--- BEGIN EXTRACTED MATERIAL ---

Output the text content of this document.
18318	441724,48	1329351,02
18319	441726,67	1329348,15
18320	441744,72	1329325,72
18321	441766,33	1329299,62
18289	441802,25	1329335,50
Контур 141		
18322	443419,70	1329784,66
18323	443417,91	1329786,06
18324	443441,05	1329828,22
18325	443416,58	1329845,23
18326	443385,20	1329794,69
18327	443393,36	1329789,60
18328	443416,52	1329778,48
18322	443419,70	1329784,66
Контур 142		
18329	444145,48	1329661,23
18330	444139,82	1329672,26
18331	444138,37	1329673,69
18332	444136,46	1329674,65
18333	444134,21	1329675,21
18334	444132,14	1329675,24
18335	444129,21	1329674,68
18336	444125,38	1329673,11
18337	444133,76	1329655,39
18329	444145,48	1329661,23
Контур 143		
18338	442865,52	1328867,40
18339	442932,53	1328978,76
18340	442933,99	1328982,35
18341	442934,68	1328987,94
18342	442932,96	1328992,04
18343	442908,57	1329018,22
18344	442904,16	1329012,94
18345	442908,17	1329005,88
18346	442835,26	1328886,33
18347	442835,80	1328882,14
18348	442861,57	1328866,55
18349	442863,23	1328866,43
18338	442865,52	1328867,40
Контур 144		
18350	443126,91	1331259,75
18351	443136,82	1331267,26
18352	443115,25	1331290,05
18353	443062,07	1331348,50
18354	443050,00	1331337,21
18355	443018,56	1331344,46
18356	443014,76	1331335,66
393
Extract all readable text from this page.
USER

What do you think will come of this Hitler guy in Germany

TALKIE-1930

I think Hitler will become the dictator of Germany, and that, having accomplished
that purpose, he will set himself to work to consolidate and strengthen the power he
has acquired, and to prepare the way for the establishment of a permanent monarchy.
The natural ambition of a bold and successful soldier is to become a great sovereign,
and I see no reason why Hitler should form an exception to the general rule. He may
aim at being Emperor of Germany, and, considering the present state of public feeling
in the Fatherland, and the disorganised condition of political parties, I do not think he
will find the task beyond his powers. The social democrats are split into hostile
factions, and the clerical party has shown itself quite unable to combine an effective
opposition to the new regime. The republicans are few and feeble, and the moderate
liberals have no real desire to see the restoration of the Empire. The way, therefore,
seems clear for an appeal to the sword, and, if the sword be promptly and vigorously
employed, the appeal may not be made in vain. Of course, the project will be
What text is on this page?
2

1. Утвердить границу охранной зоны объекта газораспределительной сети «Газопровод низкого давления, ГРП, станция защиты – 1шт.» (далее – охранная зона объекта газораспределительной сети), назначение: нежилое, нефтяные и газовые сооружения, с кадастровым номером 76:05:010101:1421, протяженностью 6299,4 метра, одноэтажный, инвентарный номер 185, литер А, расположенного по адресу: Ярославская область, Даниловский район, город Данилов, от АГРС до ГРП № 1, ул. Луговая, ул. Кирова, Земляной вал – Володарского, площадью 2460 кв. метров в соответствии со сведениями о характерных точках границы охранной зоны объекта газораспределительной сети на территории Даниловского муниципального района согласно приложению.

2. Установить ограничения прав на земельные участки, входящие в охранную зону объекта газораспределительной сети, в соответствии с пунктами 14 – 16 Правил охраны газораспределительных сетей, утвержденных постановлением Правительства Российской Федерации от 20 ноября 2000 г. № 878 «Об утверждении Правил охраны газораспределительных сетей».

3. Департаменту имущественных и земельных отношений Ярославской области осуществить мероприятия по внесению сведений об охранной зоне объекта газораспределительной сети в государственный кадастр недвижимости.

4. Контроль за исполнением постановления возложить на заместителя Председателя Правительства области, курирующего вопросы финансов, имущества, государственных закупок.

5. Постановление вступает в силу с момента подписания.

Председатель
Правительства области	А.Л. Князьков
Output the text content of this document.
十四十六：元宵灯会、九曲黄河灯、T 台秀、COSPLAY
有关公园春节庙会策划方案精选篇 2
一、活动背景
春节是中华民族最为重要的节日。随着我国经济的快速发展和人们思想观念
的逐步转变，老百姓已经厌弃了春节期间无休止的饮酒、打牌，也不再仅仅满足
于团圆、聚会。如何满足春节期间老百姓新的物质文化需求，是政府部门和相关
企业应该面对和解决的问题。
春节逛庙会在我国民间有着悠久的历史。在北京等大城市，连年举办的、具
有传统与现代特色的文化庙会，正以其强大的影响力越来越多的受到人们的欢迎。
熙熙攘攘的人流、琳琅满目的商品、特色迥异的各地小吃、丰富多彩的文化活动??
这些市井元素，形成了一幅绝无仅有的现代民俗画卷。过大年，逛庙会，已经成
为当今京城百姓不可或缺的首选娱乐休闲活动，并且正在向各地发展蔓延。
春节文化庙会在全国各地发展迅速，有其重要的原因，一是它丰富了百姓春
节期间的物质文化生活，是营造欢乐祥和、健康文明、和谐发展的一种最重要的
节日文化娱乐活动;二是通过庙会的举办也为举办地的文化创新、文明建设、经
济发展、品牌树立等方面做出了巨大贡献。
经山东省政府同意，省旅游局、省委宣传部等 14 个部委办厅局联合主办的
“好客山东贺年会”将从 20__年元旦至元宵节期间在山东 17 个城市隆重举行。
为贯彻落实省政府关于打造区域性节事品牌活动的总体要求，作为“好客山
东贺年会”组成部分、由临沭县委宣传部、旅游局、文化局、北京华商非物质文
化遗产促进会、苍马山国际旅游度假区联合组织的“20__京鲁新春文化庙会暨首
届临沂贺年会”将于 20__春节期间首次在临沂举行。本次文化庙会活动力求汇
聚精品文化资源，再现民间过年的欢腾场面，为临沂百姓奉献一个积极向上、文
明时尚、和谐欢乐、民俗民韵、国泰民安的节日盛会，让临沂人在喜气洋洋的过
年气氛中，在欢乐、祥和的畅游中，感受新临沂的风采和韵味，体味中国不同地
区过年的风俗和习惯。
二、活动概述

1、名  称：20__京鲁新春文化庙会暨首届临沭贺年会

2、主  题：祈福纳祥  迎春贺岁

--- END EXTRACTED MATERIAL ---

WHAT YOU SHOULD DO — Return every line above that contains the word "Germany".

PROBLEM SOLUTION —
What do you think will come of this Hitler guy in Germany
I think Hitler will become the dictator of Germany, and that, having accomplished
aim at being Emperor of Germany, and, considering the present state of public feeling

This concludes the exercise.